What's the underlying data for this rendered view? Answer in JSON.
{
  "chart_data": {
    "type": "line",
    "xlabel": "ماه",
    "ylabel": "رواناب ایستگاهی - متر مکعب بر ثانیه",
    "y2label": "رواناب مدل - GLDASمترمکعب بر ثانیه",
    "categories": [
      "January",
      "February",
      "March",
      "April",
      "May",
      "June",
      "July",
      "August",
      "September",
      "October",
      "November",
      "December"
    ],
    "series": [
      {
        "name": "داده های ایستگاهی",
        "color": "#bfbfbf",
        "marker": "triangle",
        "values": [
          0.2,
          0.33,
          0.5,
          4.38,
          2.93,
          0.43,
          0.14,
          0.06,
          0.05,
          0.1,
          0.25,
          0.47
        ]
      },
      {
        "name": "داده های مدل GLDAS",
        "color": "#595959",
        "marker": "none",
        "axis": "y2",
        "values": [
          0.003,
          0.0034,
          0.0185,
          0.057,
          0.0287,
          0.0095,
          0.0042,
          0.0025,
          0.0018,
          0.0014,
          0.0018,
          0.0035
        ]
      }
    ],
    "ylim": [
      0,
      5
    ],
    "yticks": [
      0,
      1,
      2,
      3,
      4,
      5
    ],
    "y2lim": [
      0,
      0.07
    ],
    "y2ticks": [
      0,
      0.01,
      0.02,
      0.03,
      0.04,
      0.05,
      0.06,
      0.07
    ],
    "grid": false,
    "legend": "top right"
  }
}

* * * * *

> [To be done]
Retype the whole listing, matching it exactly.

> [Task output]
What's the underlying data for this rendered view? Answer in JSON.
{
  "chart_data": {
    "type": "line",
    "xlabel": "ماه",
    "ylabel": "رواناب ایستگاهی - متر مکعب بر ثانیه",
    "y2label": "رواناب مدل - GLDASمترمکعب بر ثانیه",
    "categories": [
      "January",
      "February",
      "March",
      "April",
      "May",
      "June",
      "July",
      "August",
      "September",
      "October",
      "November",
      "December"
    ],
    "series": [
      {
        "name": "داده های ایستگاهی",
        "color": "#bfbfbf",
        "marker": "triangle",
        "values": [
          0.2,
          0.33,
          0.5,
          4.38,
          2.93,
          0.43,
          0.14,
          0.06,
          0.05,
          0.1,
          0.25,
          0.47
        ]
      },
      {
        "name": "داده های مدل GLDAS",
        "color": "#595959",
        "marker": "none",
        "axis": "y2",
        "values": [
          0.003,
          0.0034,
          0.0185,
          0.057,
          0.0287,
          0.0095,
          0.0042,
          0.0025,
          0.0018,
          0.0014,
          0.0018,
          0.0035
        ]
      }
    ],
    "ylim": [
      0,
      5
    ],
    "yticks": [
      0,
      1,
      2,
      3,
      4,
      5
    ],
    "y2lim": [
      0,
      0.07
    ],
    "y2ticks": [
      0,
      0.01,
      0.02,
      0.03,
      0.04,
      0.05,
      0.06,
      0.07
    ],
    "grid": false,
    "legend": "top right"
  }
}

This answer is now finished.